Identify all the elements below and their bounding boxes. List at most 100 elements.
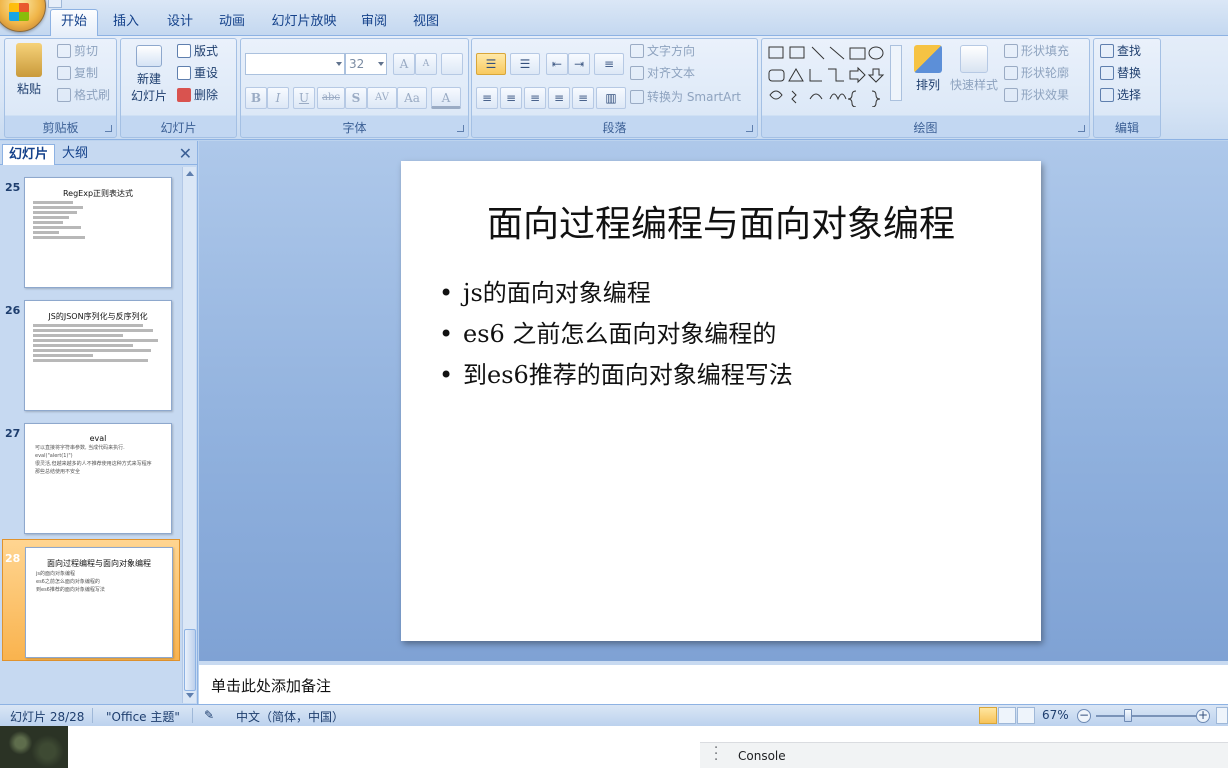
- slide-title[interactable]: 面向过程编程与面向对象编程: [401, 195, 1041, 247]
- cut-button[interactable]: 剪切: [57, 41, 98, 61]
- slide-thumbnail-28[interactable]: 28 面向过程编程与面向对象编程 js的面向对象编程 es6之前怎么面向对象编程…: [2, 539, 180, 661]
- slide-bullet[interactable]: es6 之前怎么面向对象编程的: [439, 314, 793, 355]
- tab-animations[interactable]: 动画: [210, 10, 254, 36]
- tab-review[interactable]: 审阅: [352, 10, 396, 36]
- strikethrough-button[interactable]: abc: [317, 87, 345, 109]
- slide-thumbnail-27[interactable]: 27 eval 可以直接将字符串参数, 当成代码来执行. eval("alert…: [2, 417, 180, 537]
- distributed-button[interactable]: ≡: [572, 87, 594, 109]
- smartart-button[interactable]: 转换为 SmartArt: [630, 87, 741, 107]
- new-slide-button[interactable]: 新建 幻灯片: [125, 45, 173, 104]
- columns-button[interactable]: ▥: [596, 87, 626, 109]
- more-options-icon[interactable]: · · ·: [714, 742, 718, 767]
- slide-sorter-view-icon[interactable]: [998, 707, 1016, 724]
- align-right-button[interactable]: ≡: [524, 87, 546, 109]
- format-painter-button[interactable]: 格式刷: [57, 85, 110, 105]
- spell-check-icon[interactable]: ✎: [204, 708, 214, 722]
- zoom-slider-handle[interactable]: [1123, 709, 1132, 722]
- shape-outline-button[interactable]: 形状轮廓: [1004, 63, 1069, 83]
- shape-effects-button[interactable]: 形状效果: [1004, 85, 1069, 105]
- bold-button[interactable]: B: [245, 87, 267, 109]
- zoom-slider[interactable]: [1096, 715, 1196, 717]
- scroll-thumb[interactable]: [184, 629, 196, 691]
- paste-icon: [16, 43, 42, 77]
- underline-button[interactable]: U: [293, 87, 315, 109]
- shape-fill-button[interactable]: 形状填充: [1004, 41, 1069, 61]
- slide-bullet[interactable]: 到es6推荐的面向对象编程写法: [439, 355, 793, 396]
- devtools-console-drawer[interactable]: · · · Console: [700, 742, 1228, 768]
- thumbnail-line: [33, 226, 81, 229]
- zoom-in-icon[interactable]: +: [1196, 709, 1210, 723]
- tab-slides[interactable]: 幻灯片: [2, 144, 56, 165]
- drawing-group: 排列 快速样式 形状填充 形状轮廓 形状效果 绘图: [761, 38, 1090, 138]
- reset-button[interactable]: 重设: [177, 63, 218, 83]
- quick-access-toolbar[interactable]: [48, 0, 62, 8]
- shapes-gallery[interactable]: [766, 43, 906, 108]
- align-left-button[interactable]: ≡: [476, 87, 498, 109]
- clear-format-icon[interactable]: [441, 53, 463, 75]
- tab-home[interactable]: 开始: [50, 9, 98, 37]
- scroll-up-icon[interactable]: [186, 171, 194, 176]
- tab-design[interactable]: 设计: [158, 10, 202, 36]
- bullets-button[interactable]: ☰: [476, 53, 506, 75]
- font-family-select[interactable]: [245, 53, 345, 75]
- grow-font-button[interactable]: A: [393, 53, 415, 75]
- line-spacing-button[interactable]: ≡: [594, 53, 624, 75]
- close-icon[interactable]: ✕: [179, 145, 192, 163]
- binoculars-icon: [1100, 44, 1114, 58]
- copy-button[interactable]: 复制: [57, 63, 98, 83]
- arrange-button[interactable]: 排列: [908, 45, 948, 93]
- office-logo-icon: [9, 3, 29, 21]
- clipboard-launcher-icon[interactable]: [105, 125, 112, 132]
- font-size-select[interactable]: 32: [345, 53, 387, 75]
- shadow-button[interactable]: S: [345, 87, 367, 109]
- office-button[interactable]: [0, 0, 46, 32]
- slide-thumbnail-25[interactable]: 25 RegExp正则表达式: [2, 171, 180, 291]
- current-slide[interactable]: 面向过程编程与面向对象编程 js的面向对象编程 es6 之前怎么面向对象编程的 …: [401, 161, 1041, 641]
- layout-button[interactable]: 版式: [177, 41, 218, 61]
- justify-button[interactable]: ≡: [548, 87, 570, 109]
- quick-styles-button[interactable]: 快速样式: [948, 45, 1000, 93]
- italic-button[interactable]: I: [267, 87, 289, 109]
- paragraph-launcher-icon[interactable]: [746, 125, 753, 132]
- normal-view-icon[interactable]: [979, 707, 997, 724]
- scroll-down-icon[interactable]: [186, 693, 194, 698]
- console-tab[interactable]: Console: [738, 749, 786, 763]
- slide-bullet[interactable]: js的面向对象编程: [439, 273, 793, 314]
- char-spacing-button[interactable]: AV: [367, 87, 397, 109]
- replace-button[interactable]: 替换: [1100, 63, 1141, 83]
- shrink-font-button[interactable]: A: [415, 53, 437, 75]
- find-button[interactable]: 查找: [1100, 41, 1141, 61]
- text-direction-icon: [630, 44, 644, 58]
- thumbnail-scrollbar[interactable]: [182, 167, 196, 703]
- thumbnail-text: 到es6推荐的面向对象编程写法: [36, 587, 105, 593]
- slideshow-view-icon[interactable]: [1017, 707, 1035, 724]
- change-case-button[interactable]: Aa: [397, 87, 427, 109]
- text-direction-button[interactable]: 文字方向: [630, 41, 695, 61]
- slide-editing-area: 面向过程编程与面向对象编程 js的面向对象编程 es6 之前怎么面向对象编程的 …: [199, 141, 1228, 661]
- font-color-button[interactable]: A: [431, 87, 461, 109]
- notes-pane[interactable]: 单击此处添加备注: [199, 661, 1228, 704]
- decrease-indent-button[interactable]: ⇤: [546, 53, 568, 75]
- zoom-level[interactable]: 67%: [1042, 708, 1069, 722]
- shapes-scroll[interactable]: [890, 45, 902, 101]
- delete-slide-button[interactable]: 删除: [177, 85, 218, 105]
- zoom-out-icon[interactable]: −: [1077, 709, 1091, 723]
- select-button[interactable]: 选择: [1100, 85, 1141, 105]
- tab-insert[interactable]: 插入: [104, 10, 148, 36]
- align-center-button[interactable]: ≡: [500, 87, 522, 109]
- numbering-button[interactable]: ☰: [510, 53, 540, 75]
- font-launcher-icon[interactable]: [457, 125, 464, 132]
- ribbon-tab-bar: 开始 插入 设计 动画 幻灯片放映 审阅 视图: [0, 0, 1228, 37]
- align-text-button[interactable]: 对齐文本: [630, 63, 695, 83]
- paste-button[interactable]: 粘贴: [9, 43, 49, 97]
- slide-bullet-list[interactable]: js的面向对象编程 es6 之前怎么面向对象编程的 到es6推荐的面向对象编程写…: [439, 273, 793, 396]
- drawing-launcher-icon[interactable]: [1078, 125, 1085, 132]
- language-indicator[interactable]: 中文（简体，中国）: [236, 708, 344, 725]
- font-group-label: 字体: [342, 121, 367, 135]
- fit-window-icon[interactable]: [1216, 707, 1228, 724]
- increase-indent-button[interactable]: ⇥: [568, 53, 590, 75]
- tab-view[interactable]: 视图: [404, 10, 448, 36]
- tab-outline[interactable]: 大纲: [56, 144, 94, 165]
- slide-thumbnail-26[interactable]: 26 JS的JSON序列化与反序列化: [2, 294, 180, 414]
- tab-slideshow[interactable]: 幻灯片放映: [266, 10, 342, 36]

***

Stated problem:
Set out every line of the data above as a Markdown table with the columns "No." and "Entry": number each row and put the line beside it. Skip blank lines and leave the pictures out.

Answer to the task:
| No. | Entry |
|---|---|
| 1 | Identify all the elements below and their bounding boxes. List at most 100 elements. |
| 2 | - slide-title[interactable]: 面向过程编程与面向对象编程: [401, 195, 1041, 247] |
| 3 | - cut-button[interactable]: 剪切: [57, 41, 98, 61] |
| 4 | - slide-thumbnail-28[interactable]: 28 面向过程编程与面向对象编程 js的面向对象编程 es6之前怎么面向对象编程…: [2, 539, 180, 661] |
| 5 | - slide-bullet[interactable]: es6 之前怎么面向对象编程的: [439, 314, 793, 355] |
| 6 | - tab-animations[interactable]: 动画: [210, 10, 254, 36] |
| 7 | - tab-review[interactable]: 审阅: [352, 10, 396, 36] |
| 8 | - strikethrough-button[interactable]: abc: [317, 87, 345, 109] |
| 9 | - slide-thumbnail-27[interactable]: 27 eval 可以直接将字符串参数, 当成代码来执行. eval("alert…: [2, 417, 180, 537] |
| 10 | - distributed-button[interactable]: ≡: [572, 87, 594, 109] |
| 11 | - smartart-button[interactable]: 转换为 SmartArt: [630, 87, 741, 107] |
| 12 | - new-slide-button[interactable]: 新建 幻灯片: [125, 45, 173, 104] |
| 13 | - columns-button[interactable]: ▥: [596, 87, 626, 109] |
| 14 | - more-options-icon[interactable]: · · ·: [714, 742, 718, 767] |
| 15 | - slide-sorter-view-icon[interactable]: [998, 707, 1016, 724] |
| 16 | - align-right-button[interactable]: ≡: [524, 87, 546, 109] |
| 17 | - format-painter-button[interactable]: 格式刷: [57, 85, 110, 105] |
| 18 | - spell-check-icon[interactable]: ✎: [204, 708, 214, 722] |
| 19 | - zoom-slider-handle[interactable]: [1123, 709, 1132, 722] |
| 20 | - shape-outline-button[interactable]: 形状轮廓: [1004, 63, 1069, 83] |
| 21 | - shape-effects-button[interactable]: 形状效果: [1004, 85, 1069, 105] |
| 22 | - bold-button[interactable]: B: [245, 87, 267, 109] |
| 23 | - zoom-slider[interactable]: [1096, 715, 1196, 717] |
| 24 | - scroll-thumb[interactable]: [184, 629, 196, 691] |
| 25 | - paste-icon: [16, 43, 42, 77] |
| 26 | - underline-button[interactable]: U: [293, 87, 315, 109] |
| 27 | - shape-fill-button[interactable]: 形状填充: [1004, 41, 1069, 61] |
| 28 | - slide-bullet[interactable]: 到es6推荐的面向对象编程写法: [439, 355, 793, 396] |
| 29 | - devtools-console-drawer[interactable]: · · · Console: [700, 742, 1228, 768] |
| 30 | - thumbnail-line: [33, 226, 81, 229] |
| 31 | - zoom-in-icon[interactable]: +: [1196, 709, 1210, 723] |
| 32 | - tab-slides[interactable]: 幻灯片: [2, 144, 56, 165] |
| 33 | - drawing-group: 排列 快速样式 形状填充 形状轮廓 形状效果 绘图: [761, 38, 1090, 138] |
| 34 | - reset-button[interactable]: 重设: [177, 63, 218, 83] |
| 35 | - quick-access-toolbar[interactable]: [48, 0, 62, 8] |
| 36 | - shapes-gallery[interactable]: [766, 43, 906, 108] |
| 37 | - align-left-button[interactable]: ≡: [476, 87, 498, 109] |
| 38 | - clear-format-icon[interactable]: [441, 53, 463, 75] |
| 39 | - tab-home[interactable]: 开始: [50, 9, 98, 37] |
| 40 | - scroll-up-icon[interactable]: [186, 171, 194, 176] |
| 41 | - tab-design[interactable]: 设计: [158, 10, 202, 36] |
| 42 | - bullets-button[interactable]: ☰: [476, 53, 506, 75] |
| 43 | - font-family-select[interactable]: [245, 53, 345, 75] |
| 44 | - grow-font-button[interactable]: A: [393, 53, 415, 75] |
| 45 | - line-spacing-button[interactable]: ≡: [594, 53, 624, 75] |
| 46 | - close-icon[interactable]: ✕: [179, 145, 192, 163] |
| 47 | - binoculars-icon: [1100, 44, 1114, 58] |
| 48 | - copy-button[interactable]: 复制: [57, 63, 98, 83] |
| 49 | - arrange-button[interactable]: 排列: [908, 45, 948, 93] |
| 50 | - office-logo-icon: [9, 3, 29, 21] |
| 51 | - clipboard-launcher-icon[interactable]: [105, 125, 112, 132] |
| 52 | - font-size-select[interactable]: 32: [345, 53, 387, 75] |
| 53 | - shadow-button[interactable]: S: [345, 87, 367, 109] |
| 54 | - office-button[interactable]: [0, 0, 46, 32] |
| 55 | - slide-thumbnail-25[interactable]: 25 RegExp正则表达式: [2, 171, 180, 291] |
| 56 | - current-slide[interactable]: 面向过程编程与面向对象编程 js的面向对象编程 es6 之前怎么面向对象编程的 …: [401, 161, 1041, 641] |
| 57 | - layout-button[interactable]: 版式: [177, 41, 218, 61] |
| 58 | - justify-button[interactable]: ≡: [548, 87, 570, 109] |
| 59 | - quick-styles-button[interactable]: 快速样式: [948, 45, 1000, 93] |
| 60 | - italic-button[interactable]: I: [267, 87, 289, 109] |
| 61 | - paragraph-launcher-icon[interactable]: [746, 125, 753, 132] |
| 62 | - normal-view-icon[interactable]: [979, 707, 997, 724] |
| 63 | - scroll-down-icon[interactable]: [186, 693, 194, 698] |
| 64 | - console-tab[interactable]: Console: [738, 749, 786, 763] |
| 65 | - slide-bullet[interactable]: js的面向对象编程: [439, 273, 793, 314] |
| 66 | - char-spacing-button[interactable]: AV: [367, 87, 397, 109] |
| 67 | - replace-button[interactable]: 替换: [1100, 63, 1141, 83] |
| 68 | - shrink-font-button[interactable]: A: [415, 53, 437, 75] |
| 69 | - find-button[interactable]: 查找: [1100, 41, 1141, 61] |
| 70 | - text-direction-icon: [630, 44, 644, 58] |
| 71 | - thumbnail-scrollbar[interactable]: [182, 167, 196, 703] |
| 72 | - thumbnail-text: 到es6推荐的面向对象编程写法: [36, 587, 105, 593] |
| 73 | - slideshow-view-icon[interactable]: [1017, 707, 1035, 724] |
| 74 | - change-case-button[interactable]: Aa: [397, 87, 427, 109] |
| 75 | - text-direction-button[interactable]: 文字方向: [630, 41, 695, 61] |
| 76 | - slide-editing-area: 面向过程编程与面向对象编程 js的面向对象编程 es6 之前怎么面向对象编程的 …: [199, 141, 1228, 661] |
| 77 | - font-color-button[interactable]: A: [431, 87, 461, 109] |
| 78 | - notes-pane[interactable]: 单击此处添加备注: [199, 661, 1228, 704] |
| 79 | - decrease-indent-button[interactable]: ⇤: [546, 53, 568, 75] |
| 80 | - zoom-level[interactable]: 67%: [1042, 708, 1069, 722] |
| 81 | - shapes-scroll[interactable]: [890, 45, 902, 101] |
| 82 | - delete-slide-button[interactable]: 删除: [177, 85, 218, 105] |
| 83 | - zoom-out-icon[interactable]: −: [1077, 709, 1091, 723] |
| 84 | - select-button[interactable]: 选择: [1100, 85, 1141, 105] |
| 85 | - tab-insert[interactable]: 插入: [104, 10, 148, 36] |
| 86 | - align-center-button[interactable]: ≡: [500, 87, 522, 109] |
| 87 | - numbering-button[interactable]: ☰: [510, 53, 540, 75] |
| 88 | - font-launcher-icon[interactable]: [457, 125, 464, 132] |
| 89 | - ribbon-tab-bar: 开始 插入 设计 动画 幻灯片放映 审阅 视图: [0, 0, 1228, 37] |
| 90 | - align-text-button[interactable]: 对齐文本: [630, 63, 695, 83] |
| 91 | - paste-button[interactable]: 粘贴: [9, 43, 49, 97] |
| 92 | - slide-bullet-list[interactable]: js的面向对象编程 es6 之前怎么面向对象编程的 到es6推荐的面向对象编程写…: [439, 273, 793, 396] |
| 93 | - drawing-launcher-icon[interactable]: [1078, 125, 1085, 132] |
| 94 | - language-indicator[interactable]: 中文（简体，中国）: [236, 708, 344, 725] |
| 95 | - font-group-label: 字体: [342, 121, 367, 135] |
| 96 | - fit-window-icon[interactable]: [1216, 707, 1228, 724] |
| 97 | - increase-indent-button[interactable]: ⇥: [568, 53, 590, 75] |
| 98 | - tab-view[interactable]: 视图: [404, 10, 448, 36] |
| 99 | - tab-outline[interactable]: 大纲: [56, 144, 94, 165] |
| 100 | - slide-thumbnail-26[interactable]: 26 JS的JSON序列化与反序列化: [2, 294, 180, 414] |
| 101 | - tab-slideshow[interactable]: 幻灯片放映: [266, 10, 342, 36] |